WHAT NEEDS TO BE DONE: Return a copy of each line that holds the string "Totale".

================================

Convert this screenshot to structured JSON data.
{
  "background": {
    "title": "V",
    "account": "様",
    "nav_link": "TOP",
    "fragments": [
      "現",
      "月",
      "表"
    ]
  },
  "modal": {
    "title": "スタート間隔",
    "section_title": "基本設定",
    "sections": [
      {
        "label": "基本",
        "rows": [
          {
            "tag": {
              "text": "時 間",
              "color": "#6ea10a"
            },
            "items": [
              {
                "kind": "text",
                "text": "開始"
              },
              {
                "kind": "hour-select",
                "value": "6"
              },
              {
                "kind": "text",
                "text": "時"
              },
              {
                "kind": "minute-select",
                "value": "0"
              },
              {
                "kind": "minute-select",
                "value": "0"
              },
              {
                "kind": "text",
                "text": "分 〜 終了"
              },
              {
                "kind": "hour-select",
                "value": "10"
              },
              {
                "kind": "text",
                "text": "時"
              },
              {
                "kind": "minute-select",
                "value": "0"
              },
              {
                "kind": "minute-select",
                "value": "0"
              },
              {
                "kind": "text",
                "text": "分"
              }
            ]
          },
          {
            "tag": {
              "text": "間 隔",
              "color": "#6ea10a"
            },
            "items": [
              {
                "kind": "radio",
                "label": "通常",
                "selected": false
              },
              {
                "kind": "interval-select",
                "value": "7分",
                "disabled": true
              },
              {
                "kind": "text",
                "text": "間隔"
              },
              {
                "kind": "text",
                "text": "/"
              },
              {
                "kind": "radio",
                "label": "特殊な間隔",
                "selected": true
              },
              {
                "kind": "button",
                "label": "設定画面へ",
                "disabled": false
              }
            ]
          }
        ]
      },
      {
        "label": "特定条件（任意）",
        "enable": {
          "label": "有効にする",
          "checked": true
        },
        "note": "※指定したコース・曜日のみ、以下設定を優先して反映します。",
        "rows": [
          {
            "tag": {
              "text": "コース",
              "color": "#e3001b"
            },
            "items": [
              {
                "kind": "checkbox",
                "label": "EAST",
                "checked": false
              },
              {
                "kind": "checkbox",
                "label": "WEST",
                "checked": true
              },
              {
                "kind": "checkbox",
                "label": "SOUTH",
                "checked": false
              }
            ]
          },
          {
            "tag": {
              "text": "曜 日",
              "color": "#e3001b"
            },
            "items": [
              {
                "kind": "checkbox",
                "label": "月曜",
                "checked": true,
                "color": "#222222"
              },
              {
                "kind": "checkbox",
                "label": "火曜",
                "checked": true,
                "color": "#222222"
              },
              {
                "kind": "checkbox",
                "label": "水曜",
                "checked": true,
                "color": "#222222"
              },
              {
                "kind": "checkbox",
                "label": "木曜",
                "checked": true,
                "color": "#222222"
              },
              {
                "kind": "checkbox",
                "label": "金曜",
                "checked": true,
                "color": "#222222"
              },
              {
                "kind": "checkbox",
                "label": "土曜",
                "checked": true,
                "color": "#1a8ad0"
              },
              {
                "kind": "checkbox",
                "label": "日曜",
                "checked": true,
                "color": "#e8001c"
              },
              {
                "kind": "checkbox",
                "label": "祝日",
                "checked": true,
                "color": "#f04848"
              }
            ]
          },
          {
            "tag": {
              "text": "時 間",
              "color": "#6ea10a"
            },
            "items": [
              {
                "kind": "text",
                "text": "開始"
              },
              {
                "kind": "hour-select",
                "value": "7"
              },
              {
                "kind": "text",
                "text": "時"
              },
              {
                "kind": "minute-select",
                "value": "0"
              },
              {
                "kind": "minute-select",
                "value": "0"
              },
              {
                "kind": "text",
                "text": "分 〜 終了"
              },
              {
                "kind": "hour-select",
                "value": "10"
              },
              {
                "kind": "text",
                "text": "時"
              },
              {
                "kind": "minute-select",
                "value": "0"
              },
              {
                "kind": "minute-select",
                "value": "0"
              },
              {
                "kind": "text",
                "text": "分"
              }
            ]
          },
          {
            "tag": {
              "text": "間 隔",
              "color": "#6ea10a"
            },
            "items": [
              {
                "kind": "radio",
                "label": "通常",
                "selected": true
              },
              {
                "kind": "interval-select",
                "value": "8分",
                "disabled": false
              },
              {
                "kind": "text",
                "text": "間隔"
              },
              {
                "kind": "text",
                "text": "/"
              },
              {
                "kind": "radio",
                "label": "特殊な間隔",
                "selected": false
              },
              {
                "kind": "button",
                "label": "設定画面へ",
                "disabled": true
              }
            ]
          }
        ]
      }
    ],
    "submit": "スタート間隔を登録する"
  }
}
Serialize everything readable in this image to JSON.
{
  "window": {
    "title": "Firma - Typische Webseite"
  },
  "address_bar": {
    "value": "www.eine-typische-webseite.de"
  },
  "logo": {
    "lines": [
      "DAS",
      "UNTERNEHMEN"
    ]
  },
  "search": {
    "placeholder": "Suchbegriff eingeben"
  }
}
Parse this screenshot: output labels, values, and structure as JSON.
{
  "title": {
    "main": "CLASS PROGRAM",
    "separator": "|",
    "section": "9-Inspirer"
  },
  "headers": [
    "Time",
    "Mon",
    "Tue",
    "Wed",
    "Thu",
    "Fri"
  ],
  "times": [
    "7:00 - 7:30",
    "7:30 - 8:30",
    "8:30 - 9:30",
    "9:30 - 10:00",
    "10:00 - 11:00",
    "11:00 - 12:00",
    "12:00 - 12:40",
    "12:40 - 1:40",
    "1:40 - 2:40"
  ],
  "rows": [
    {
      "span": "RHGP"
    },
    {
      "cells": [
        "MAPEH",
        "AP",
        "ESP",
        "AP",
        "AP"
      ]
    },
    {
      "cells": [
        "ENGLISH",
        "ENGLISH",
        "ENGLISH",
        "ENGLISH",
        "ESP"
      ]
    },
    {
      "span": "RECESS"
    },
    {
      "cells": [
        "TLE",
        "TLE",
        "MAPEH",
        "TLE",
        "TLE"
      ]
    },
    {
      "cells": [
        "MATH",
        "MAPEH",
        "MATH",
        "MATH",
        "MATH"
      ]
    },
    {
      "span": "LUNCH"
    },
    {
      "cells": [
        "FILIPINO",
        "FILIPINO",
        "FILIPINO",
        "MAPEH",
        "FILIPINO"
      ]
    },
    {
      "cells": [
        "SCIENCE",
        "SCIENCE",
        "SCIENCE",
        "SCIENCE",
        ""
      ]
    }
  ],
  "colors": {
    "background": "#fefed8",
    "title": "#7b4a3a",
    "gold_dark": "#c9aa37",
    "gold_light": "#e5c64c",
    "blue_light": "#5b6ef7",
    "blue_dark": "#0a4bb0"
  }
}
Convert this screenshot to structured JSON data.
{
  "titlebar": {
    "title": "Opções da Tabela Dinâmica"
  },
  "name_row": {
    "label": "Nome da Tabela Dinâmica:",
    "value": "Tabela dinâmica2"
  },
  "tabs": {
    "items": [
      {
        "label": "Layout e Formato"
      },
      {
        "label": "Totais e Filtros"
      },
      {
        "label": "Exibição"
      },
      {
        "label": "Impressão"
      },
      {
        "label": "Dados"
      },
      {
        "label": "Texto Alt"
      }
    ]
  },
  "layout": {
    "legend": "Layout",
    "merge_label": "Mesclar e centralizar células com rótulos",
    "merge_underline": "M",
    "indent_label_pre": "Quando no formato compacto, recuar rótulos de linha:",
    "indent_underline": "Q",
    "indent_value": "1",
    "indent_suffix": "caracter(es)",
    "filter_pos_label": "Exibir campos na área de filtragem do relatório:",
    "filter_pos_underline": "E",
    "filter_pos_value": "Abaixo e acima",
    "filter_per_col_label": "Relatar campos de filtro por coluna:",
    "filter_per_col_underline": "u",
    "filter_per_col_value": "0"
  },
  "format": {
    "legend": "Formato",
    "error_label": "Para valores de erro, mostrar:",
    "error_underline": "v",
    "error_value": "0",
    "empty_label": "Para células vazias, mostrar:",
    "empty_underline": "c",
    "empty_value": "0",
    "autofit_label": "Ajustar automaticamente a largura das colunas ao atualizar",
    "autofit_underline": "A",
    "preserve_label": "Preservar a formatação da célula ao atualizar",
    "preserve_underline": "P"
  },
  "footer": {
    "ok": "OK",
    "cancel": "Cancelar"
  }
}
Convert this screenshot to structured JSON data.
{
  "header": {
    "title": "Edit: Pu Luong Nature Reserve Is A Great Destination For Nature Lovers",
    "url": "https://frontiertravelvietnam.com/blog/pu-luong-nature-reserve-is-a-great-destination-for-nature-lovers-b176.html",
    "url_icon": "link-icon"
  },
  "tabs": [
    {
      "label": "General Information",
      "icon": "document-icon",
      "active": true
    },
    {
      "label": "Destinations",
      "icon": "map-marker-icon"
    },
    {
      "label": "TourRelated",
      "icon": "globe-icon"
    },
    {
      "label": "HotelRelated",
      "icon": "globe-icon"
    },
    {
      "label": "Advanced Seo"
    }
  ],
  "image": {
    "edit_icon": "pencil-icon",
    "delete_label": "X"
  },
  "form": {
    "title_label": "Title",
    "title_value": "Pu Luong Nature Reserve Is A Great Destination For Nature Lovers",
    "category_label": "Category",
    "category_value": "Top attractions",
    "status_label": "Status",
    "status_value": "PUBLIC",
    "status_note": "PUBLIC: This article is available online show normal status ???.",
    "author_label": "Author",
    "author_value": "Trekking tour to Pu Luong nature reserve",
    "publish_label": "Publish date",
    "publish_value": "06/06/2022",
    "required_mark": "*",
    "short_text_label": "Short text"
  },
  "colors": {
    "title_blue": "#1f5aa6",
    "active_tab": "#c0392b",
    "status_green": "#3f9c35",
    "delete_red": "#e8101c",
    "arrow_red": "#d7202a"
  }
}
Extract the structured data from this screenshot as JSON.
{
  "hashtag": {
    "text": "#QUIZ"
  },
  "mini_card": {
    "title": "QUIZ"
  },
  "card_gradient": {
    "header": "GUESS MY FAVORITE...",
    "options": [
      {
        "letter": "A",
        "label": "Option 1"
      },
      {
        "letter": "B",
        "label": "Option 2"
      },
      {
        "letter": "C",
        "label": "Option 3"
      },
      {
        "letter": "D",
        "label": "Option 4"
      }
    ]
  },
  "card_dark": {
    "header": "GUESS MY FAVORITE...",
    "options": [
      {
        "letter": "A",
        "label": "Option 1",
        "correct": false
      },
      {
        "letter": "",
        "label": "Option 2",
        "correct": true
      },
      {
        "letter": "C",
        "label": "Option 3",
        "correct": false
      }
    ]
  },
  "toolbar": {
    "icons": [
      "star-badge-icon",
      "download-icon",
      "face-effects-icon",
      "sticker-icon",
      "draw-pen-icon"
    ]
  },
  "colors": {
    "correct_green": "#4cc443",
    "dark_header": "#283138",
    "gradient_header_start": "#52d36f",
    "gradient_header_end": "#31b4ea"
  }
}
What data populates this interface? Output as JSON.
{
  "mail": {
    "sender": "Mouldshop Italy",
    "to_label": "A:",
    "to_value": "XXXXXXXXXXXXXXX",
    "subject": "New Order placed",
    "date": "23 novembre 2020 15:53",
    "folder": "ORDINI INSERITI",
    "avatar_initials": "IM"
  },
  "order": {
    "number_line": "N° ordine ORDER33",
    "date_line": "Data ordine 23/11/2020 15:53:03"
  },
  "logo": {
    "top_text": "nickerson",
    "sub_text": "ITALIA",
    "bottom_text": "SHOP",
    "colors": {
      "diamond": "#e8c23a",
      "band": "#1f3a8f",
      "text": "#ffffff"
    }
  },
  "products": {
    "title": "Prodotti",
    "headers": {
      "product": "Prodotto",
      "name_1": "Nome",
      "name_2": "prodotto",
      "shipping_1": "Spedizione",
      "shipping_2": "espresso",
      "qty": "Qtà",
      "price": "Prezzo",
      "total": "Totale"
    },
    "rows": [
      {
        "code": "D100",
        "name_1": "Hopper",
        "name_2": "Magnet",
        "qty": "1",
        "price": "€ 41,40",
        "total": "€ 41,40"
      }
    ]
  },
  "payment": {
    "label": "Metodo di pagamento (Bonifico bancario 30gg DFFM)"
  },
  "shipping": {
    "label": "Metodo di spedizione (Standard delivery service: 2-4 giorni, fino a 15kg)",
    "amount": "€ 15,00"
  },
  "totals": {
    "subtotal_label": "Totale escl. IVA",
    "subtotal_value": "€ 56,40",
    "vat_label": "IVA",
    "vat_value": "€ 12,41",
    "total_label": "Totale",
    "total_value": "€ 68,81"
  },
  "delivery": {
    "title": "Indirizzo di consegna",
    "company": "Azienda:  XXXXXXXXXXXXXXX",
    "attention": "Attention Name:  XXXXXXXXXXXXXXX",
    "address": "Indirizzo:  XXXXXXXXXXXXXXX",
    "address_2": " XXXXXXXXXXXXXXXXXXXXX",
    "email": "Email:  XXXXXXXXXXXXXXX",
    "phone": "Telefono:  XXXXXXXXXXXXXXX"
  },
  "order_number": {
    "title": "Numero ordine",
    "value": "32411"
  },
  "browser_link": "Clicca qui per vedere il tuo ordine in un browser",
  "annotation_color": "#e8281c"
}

================================

EXERCISE SOLUTION:
      "total": "Totale"
    "subtotal_label": "Totale escl. IVA",
    "total_label": "Totale",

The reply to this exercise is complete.